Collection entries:
* Start *
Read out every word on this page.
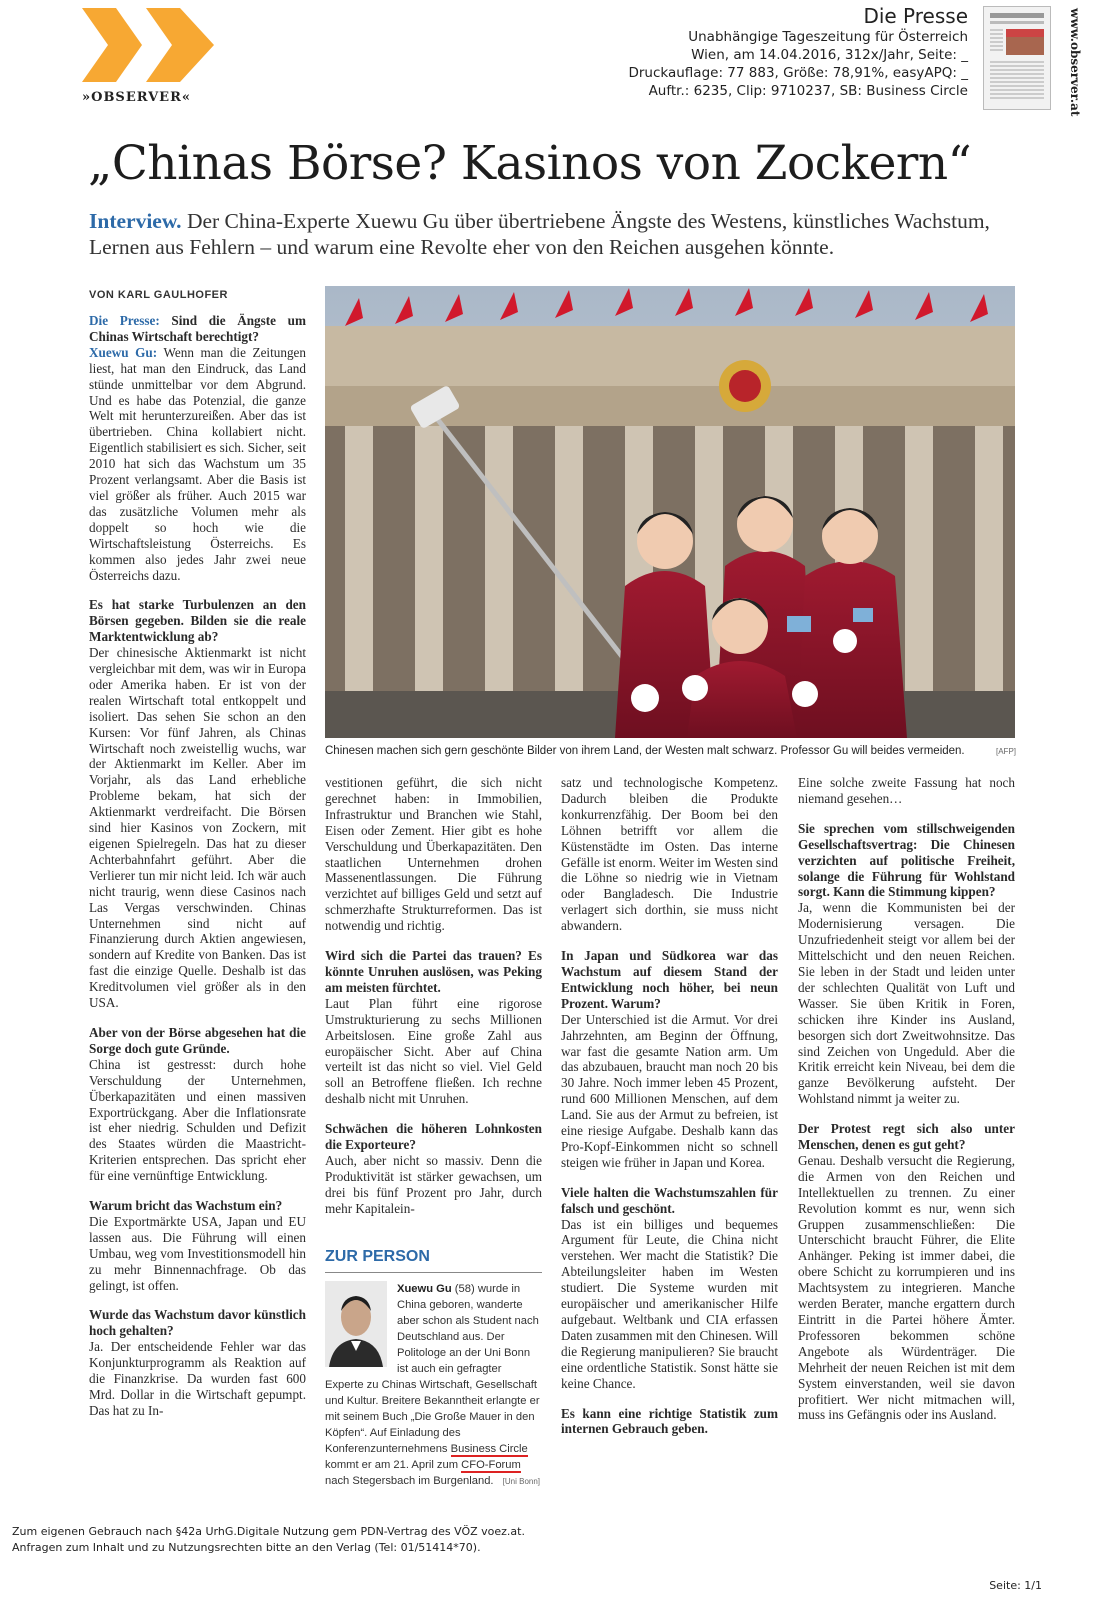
»OBSERVER«
Die Presse
Unabhängige Tageszeitung für Österreich
Wien, am 14.04.2016, 312x/Jahr, Seite: _
Druckauflage: 77 883, Größe: 78,91%, easyAPQ: _
Auftr.: 6235, Clip: 9710237, SB: Business Circle	www.observer.at
„Chinas Börse? Kasinos von Zockern“
Interview. Der China-Experte Xuewu Gu über übertriebene Ängste des Westens, künstliches Wachstum, Lernen aus Fehlern – und warum eine Revolte eher von den Reichen ausgehen könnte.
VON KARL GAULHOFER
Chinesen machen sich gern geschönte Bilder von ihrem Land, der Westen malt schwarz. Professor Gu will beides vermeiden.	[AFP]

Die Presse: Sind die Ängste um Chinas Wirtschaft berechtigt?

Xuewu Gu: Wenn man die Zeitungen liest, hat man den Eindruck, das Land stünde unmittelbar vor dem Abgrund. Und es habe das Potenzial, die ganze Welt mit herunterzureißen. Aber das ist übertrieben. China kollabiert nicht. Eigentlich stabilisiert es sich. Sicher, seit 2010 hat sich das Wachstum um 35 Prozent verlangsamt. Aber die Basis ist viel größer als früher. Auch 2015 war das zusätzliche Volumen mehr als doppelt so hoch wie die Wirtschaftsleistung Österreichs. Es kommen also jedes Jahr zwei neue Österreichs dazu.

Es hat starke Turbulenzen an den Börsen gegeben. Bilden sie die reale Marktentwicklung ab?

Der chinesische Aktienmarkt ist nicht vergleichbar mit dem, was wir in Europa oder Amerika haben. Er ist von der realen Wirtschaft total entkoppelt und isoliert. Das sehen Sie schon an den Kursen: Vor fünf Jahren, als Chinas Wirtschaft noch zweistellig wuchs, war der Aktienmarkt im Keller. Aber im Vorjahr, als das Land erhebliche Probleme bekam, hat sich der Aktienmarkt verdreifacht. Die Börsen sind hier Kasinos von Zockern, mit eigenen Spielregeln. Das hat zu dieser Achterbahnfahrt geführt. Aber die Verlierer tun mir nicht leid. Ich wär auch nicht traurig, wenn diese Casinos nach Las Vergas verschwinden. Chinas Unternehmen sind nicht auf Finanzierung durch Aktien angewiesen, sondern auf Kredite von Banken. Das ist fast die einzige Quelle. Deshalb ist das Kreditvolumen viel größer als in den USA.

Aber von der Börse abgesehen hat die Sorge doch gute Gründe.

China ist gestresst: durch hohe Verschuldung der Unternehmen, Überkapazitäten und einen massiven Exportrückgang. Aber die Inflationsrate ist eher niedrig. Schulden und Defizit des Staates würden die Maastricht-Kriterien entsprechen. Das spricht eher für eine vernünftige Entwicklung.

Warum bricht das Wachstum ein?

Die Exportmärkte USA, Japan und EU lassen aus. Die Führung will einen Umbau, weg vom Investitionsmodell hin zu mehr Binnennachfrage. Ob das gelingt, ist offen.

Wurde das Wachstum davor künstlich hoch gehalten?

Ja. Der entscheidende Fehler war das Konjunkturprogramm als Reaktion auf die Finanzkrise. Da wurden fast 600 Mrd. Dollar in die Wirtschaft gepumpt. Das hat zu In-

vestitionen geführt, die sich nicht gerechnet haben: in Immobilien, Infrastruktur und Branchen wie Stahl, Eisen oder Zement. Hier gibt es hohe Verschuldung und Überkapazitäten. Den staatlichen Unternehmen drohen Massenentlassungen. Die Führung verzichtet auf billiges Geld und setzt auf schmerzhafte Strukturreformen. Das ist notwendig und richtig.

Wird sich die Partei das trauen? Es könnte Unruhen auslösen, was Peking am meisten fürchtet.

Laut Plan führt eine rigorose Umstrukturierung zu sechs Millionen Arbeitslosen. Eine große Zahl aus europäischer Sicht. Aber auf China verteilt ist das nicht so viel. Viel Geld soll an Betroffene fließen. Ich rechne deshalb nicht mit Unruhen.

Schwächen die höheren Lohnkosten die Exporteure?

Auch, aber nicht so massiv. Denn die Produktivität ist stärker gewachsen, um drei bis fünf Prozent pro Jahr, durch mehr Kapitalein-

ZUR PERSON
Xuewu Gu (58) wurde in China geboren, wanderte aber schon als Student nach Deutschland aus. Der Politologe an der Uni Bonn ist auch ein gefragter Experte zu Chinas Wirtschaft, Gesellschaft und Kultur. Breitere Bekanntheit erlangte er mit seinem Buch „Die Große Mauer in den Köpfen“. Auf Einladung des Konferenzunternehmens Business Circle kommt er am 21. April zum CFO-Forum nach Stegersbach im Burgenland. [Uni Bonn]

satz und technologische Kompetenz. Dadurch bleiben die Produkte konkurrenzfähig. Der Boom bei den Löhnen betrifft vor allem die Küstenstädte im Osten. Das interne Gefälle ist enorm. Weiter im Westen sind die Löhne so niedrig wie in Vietnam oder Bangladesch. Die Industrie verlagert sich dorthin, sie muss nicht abwandern.

In Japan und Südkorea war das Wachstum auf diesem Stand der Entwicklung noch höher, bei neun Prozent. Warum?

Der Unterschied ist die Armut. Vor drei Jahrzehnten, am Beginn der Öffnung, war fast die gesamte Nation arm. Um das abzubauen, braucht man noch 20 bis 30 Jahre. Noch immer leben 45 Prozent, rund 600 Millionen Menschen, auf dem Land. Sie aus der Armut zu befreien, ist eine riesige Aufgabe. Deshalb kann das Pro-Kopf-Einkommen nicht so schnell steigen wie früher in Japan und Korea.

Viele halten die Wachstumszahlen für falsch und geschönt.

Das ist ein billiges und bequemes Argument für Leute, die China nicht verstehen. Wer macht die Statistik? Die Abteilungsleiter haben im Westen studiert. Die Systeme wurden mit europäischer und amerikanischer Hilfe aufgebaut. Weltbank und CIA erfassen Daten zusammen mit den Chinesen. Will die Regierung manipulieren? Sie braucht eine ordentliche Statistik. Sonst hätte sie keine Chance.

Es kann eine richtige Statistik zum internen Gebrauch geben.

Eine solche zweite Fassung hat noch niemand gesehen…

Sie sprechen vom stillschweigenden Gesellschaftsvertrag: Die Chinesen verzichten auf politische Freiheit, solange die Führung für Wohlstand sorgt. Kann die Stimmung kippen?

Ja, wenn die Kommunisten bei der Modernisierung versagen. Die Unzufriedenheit steigt vor allem bei der Mittelschicht und den neuen Reichen. Sie leben in der Stadt und leiden unter der schlechten Qualität von Luft und Wasser. Sie üben Kritik in Foren, schicken ihre Kinder ins Ausland, besorgen sich dort Zweitwohnsitze. Das sind Zeichen von Ungeduld. Aber die Kritik erreicht kein Niveau, bei dem die ganze Bevölkerung aufsteht. Der Wohlstand nimmt ja weiter zu.

Der Protest regt sich also unter Menschen, denen es gut geht?

Genau. Deshalb versucht die Regierung, die Armen von den Reichen und Intellektuellen zu trennen. Zu einer Revolution kommt es nur, wenn sich Gruppen zusammenschließen: Die Unterschicht braucht Führer, die Elite Anhänger. Peking ist immer dabei, die obere Schicht zu korrumpieren und ins Machtsystem zu integrieren. Manche werden Berater, manche ergattern durch Eintritt in die Partei höhere Ämter. Professoren bekommen schöne Angebote als Würdenträger. Die Mehrheit der neuen Reichen ist mit dem System einverstanden, weil sie davon profitiert. Wer nicht mitmachen will, muss ins Gefängnis oder ins Ausland.

Zum eigenen Gebrauch nach §42a UrhG.Digitale Nutzung gem PDN-Vertrag des VÖZ voez.at.
Anfragen zum Inhalt und zu Nutzungsrechten bitte an den Verlag (Tel: 01/51414*70).
Seite: 1/1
* End *
— Work instructions —
Select all lines in the listing that include the word "Presse".

— Full output —
Die Presse
Die Presse: Sind die Ängste um Chinas Wirtschaft berechtigt?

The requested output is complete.